WHAT THE TASK REQUIRES.
Using the passage on federal judges and school desegregation below, decide whether each statement agrees with it: (a) in the border states, school authorities waited for a court order before integrating; (b) in the 11 Southern states, the burden of forcing compliance has fallen on 48 district judges; (c) the book also describes how 10 judges on the Courts of Appeals have responded. Answer yes or no for each, quoting the deciding words.

*** QUOTED TEXT

United States district judges have, regardless of their personal views the awesome assignment of forcing compliance with the Supreme Court's 1954 school segregation decisions. In the District of Columbia and in the border states of Missouri, Oklahoma, West Virginia, Delaware, and Maryland, for the most part authorities have completed, or are completing, school integration. They did not wait for a judge to order them to do so. Here the courts' function is primarily to prod a few laggard districts. Those men who serve as Federal judges in the 11 Southern states have a much tougher assignment: school boards, responsive primarily to white voters, have been unable or unwilling to act. The full burden of forcing compliance, of presiding over this major social revolution, has fallen on 48 district judges. This book describes how these important but still little-known men, and their 10 immediate superiors on the Courts of Appeals, have responded to the challenge. Today, the judge and his courtroom have become center stage for a highly charged conflict between contestants with fundamentally opposed demands. Segregationists expect the judge, himself a white southerner, to save a sacred institution; the nation as a whole, whose servant he is, and Negroes in particular, expect him to abolish segregation. Segregationists lost their case at the Supreme Court, but they demand that the district judge in the South save their cause. (Author/JM)

******
*** RECORD SET

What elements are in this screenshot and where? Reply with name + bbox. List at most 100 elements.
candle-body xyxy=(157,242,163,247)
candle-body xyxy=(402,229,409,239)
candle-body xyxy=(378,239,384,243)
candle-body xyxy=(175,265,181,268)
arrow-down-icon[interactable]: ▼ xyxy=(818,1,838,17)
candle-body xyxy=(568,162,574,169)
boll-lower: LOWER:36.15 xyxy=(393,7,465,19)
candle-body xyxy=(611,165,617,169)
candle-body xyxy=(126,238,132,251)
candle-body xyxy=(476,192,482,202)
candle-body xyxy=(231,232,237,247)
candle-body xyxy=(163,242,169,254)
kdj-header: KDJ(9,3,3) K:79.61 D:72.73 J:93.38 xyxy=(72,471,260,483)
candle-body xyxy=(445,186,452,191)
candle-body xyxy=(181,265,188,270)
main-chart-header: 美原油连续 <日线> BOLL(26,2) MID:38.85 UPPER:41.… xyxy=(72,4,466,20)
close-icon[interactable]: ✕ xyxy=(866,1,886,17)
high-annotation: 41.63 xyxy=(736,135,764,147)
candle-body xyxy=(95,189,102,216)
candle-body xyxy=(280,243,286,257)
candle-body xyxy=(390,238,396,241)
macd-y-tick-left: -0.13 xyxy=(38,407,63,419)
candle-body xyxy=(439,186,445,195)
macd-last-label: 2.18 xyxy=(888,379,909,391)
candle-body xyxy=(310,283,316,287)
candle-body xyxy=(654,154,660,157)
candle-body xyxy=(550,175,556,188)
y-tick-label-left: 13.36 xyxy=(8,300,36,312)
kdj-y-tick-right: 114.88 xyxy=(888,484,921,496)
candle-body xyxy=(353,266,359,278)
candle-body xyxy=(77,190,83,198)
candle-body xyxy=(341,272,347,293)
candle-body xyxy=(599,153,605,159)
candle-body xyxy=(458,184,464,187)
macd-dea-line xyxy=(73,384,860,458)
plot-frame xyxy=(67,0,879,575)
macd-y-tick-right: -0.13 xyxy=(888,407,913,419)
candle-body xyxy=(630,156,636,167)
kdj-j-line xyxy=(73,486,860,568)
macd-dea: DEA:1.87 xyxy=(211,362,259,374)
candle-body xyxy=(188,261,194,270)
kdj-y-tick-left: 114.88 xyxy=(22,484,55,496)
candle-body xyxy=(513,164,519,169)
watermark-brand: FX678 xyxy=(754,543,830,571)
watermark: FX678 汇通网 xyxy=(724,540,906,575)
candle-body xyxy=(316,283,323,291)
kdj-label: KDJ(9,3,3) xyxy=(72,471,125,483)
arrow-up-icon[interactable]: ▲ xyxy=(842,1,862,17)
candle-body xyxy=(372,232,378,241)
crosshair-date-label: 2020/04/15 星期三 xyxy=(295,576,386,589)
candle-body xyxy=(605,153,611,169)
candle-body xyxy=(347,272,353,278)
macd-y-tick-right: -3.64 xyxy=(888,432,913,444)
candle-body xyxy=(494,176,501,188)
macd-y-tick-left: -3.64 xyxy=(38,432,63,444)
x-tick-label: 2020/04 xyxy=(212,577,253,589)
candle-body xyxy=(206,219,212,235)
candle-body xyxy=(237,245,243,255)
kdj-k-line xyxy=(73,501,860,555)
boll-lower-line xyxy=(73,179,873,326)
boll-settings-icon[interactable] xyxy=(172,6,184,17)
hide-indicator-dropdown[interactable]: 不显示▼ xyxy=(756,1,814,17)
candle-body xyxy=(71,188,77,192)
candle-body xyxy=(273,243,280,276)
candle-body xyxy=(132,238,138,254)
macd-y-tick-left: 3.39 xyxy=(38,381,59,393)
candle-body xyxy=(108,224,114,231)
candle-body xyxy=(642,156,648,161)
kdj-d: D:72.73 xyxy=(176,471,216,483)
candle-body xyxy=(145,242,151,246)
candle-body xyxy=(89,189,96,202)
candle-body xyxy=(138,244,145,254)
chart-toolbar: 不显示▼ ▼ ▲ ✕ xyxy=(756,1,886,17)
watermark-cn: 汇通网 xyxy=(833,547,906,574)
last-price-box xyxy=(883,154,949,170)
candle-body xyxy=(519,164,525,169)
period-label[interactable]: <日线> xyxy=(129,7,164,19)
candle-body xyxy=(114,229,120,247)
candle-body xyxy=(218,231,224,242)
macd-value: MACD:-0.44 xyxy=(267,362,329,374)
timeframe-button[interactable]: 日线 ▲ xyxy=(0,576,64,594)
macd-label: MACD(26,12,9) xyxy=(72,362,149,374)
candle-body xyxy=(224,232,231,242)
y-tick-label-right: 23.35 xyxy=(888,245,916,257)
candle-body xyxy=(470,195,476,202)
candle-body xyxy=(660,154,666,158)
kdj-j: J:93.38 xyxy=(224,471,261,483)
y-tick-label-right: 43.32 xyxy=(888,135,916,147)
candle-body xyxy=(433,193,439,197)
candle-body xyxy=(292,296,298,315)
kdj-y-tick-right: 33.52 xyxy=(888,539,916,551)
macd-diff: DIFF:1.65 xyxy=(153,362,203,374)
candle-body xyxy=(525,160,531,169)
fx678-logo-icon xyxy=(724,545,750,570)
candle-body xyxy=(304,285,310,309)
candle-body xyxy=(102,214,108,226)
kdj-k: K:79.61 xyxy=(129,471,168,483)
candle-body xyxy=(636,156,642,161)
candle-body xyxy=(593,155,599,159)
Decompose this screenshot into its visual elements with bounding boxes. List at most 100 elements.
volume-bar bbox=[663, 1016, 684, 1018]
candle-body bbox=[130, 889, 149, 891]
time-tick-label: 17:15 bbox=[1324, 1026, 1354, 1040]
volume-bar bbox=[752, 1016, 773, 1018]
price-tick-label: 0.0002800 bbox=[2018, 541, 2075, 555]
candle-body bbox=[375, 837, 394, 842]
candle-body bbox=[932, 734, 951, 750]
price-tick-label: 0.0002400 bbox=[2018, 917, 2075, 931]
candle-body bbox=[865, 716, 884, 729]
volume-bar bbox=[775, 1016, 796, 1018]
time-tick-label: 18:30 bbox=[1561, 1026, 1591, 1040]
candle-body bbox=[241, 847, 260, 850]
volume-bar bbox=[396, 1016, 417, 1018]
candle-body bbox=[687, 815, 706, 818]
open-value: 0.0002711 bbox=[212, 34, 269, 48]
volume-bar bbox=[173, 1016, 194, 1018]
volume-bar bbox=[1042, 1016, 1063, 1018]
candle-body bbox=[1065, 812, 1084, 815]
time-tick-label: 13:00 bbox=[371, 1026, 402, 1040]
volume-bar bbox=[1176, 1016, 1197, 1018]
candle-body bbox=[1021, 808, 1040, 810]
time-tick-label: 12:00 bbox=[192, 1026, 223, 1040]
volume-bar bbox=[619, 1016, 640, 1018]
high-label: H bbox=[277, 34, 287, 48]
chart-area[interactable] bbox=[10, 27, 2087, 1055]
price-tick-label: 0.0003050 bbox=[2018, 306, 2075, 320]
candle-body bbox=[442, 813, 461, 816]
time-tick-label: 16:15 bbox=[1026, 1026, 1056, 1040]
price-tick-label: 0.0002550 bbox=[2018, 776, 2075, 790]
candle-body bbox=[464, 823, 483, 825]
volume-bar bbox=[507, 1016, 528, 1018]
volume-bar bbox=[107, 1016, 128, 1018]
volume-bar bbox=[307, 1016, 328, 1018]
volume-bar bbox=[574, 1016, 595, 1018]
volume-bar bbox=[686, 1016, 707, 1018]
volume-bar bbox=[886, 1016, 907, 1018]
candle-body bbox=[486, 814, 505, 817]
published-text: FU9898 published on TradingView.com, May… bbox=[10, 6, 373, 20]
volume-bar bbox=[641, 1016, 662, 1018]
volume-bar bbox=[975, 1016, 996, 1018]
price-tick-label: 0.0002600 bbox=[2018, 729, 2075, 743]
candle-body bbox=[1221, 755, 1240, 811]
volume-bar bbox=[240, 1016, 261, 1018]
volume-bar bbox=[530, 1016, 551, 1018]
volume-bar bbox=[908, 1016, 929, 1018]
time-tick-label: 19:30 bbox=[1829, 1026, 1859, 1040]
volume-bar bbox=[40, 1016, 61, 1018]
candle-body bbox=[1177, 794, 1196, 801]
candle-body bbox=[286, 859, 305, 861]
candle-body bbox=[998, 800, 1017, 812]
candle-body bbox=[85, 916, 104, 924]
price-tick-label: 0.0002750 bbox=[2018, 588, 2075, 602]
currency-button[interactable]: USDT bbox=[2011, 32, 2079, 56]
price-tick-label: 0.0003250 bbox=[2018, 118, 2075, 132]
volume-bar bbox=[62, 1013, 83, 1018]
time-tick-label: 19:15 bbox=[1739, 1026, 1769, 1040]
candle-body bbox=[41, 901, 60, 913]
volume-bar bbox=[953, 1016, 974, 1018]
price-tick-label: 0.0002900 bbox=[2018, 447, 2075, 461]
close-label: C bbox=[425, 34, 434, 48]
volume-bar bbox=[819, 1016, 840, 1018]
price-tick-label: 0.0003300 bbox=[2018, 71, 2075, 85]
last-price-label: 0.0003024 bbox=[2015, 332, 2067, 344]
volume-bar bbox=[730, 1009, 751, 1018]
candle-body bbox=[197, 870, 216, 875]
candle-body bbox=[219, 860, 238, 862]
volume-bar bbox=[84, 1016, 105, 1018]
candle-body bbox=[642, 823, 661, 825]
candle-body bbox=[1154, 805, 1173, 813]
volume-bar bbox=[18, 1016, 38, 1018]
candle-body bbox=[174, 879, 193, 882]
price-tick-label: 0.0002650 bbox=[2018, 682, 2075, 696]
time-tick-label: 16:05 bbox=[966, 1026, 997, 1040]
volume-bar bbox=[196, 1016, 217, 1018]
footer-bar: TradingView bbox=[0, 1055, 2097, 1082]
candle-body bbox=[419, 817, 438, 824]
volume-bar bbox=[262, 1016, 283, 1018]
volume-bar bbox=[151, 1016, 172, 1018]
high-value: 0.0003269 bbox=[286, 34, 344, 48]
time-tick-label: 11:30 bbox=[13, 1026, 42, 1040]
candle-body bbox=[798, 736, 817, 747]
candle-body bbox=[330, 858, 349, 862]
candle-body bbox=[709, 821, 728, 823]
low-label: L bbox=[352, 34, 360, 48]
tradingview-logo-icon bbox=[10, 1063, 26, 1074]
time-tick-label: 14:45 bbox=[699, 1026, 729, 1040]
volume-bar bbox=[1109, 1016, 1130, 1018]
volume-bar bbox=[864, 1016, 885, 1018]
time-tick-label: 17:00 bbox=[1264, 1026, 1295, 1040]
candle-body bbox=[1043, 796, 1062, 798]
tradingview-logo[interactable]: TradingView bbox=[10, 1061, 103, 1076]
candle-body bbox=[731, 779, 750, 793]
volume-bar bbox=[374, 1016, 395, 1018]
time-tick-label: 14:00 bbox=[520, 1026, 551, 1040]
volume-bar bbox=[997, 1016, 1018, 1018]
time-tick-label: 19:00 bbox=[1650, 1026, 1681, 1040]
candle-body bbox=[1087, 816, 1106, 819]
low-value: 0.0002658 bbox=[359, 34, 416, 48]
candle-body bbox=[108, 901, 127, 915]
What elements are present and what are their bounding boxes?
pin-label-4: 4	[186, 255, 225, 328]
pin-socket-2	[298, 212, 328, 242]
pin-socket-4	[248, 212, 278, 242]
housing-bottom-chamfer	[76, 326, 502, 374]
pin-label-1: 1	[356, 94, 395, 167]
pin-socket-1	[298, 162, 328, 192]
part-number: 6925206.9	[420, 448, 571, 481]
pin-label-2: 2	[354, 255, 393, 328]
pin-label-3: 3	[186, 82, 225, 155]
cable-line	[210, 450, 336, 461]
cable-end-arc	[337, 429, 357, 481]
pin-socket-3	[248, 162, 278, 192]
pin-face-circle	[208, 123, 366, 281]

******

SOLUTION TO THE PROBLEM.
(a) No: "They did not wait for a judge to order them to do so."
(b) Yes: "The full burden of forcing compliance, of presiding over this major social revolution, has fallen on 48 district judges."
(c) Yes: "and their 10 immediate superiors on the Courts of Appeals, have responded to the challenge."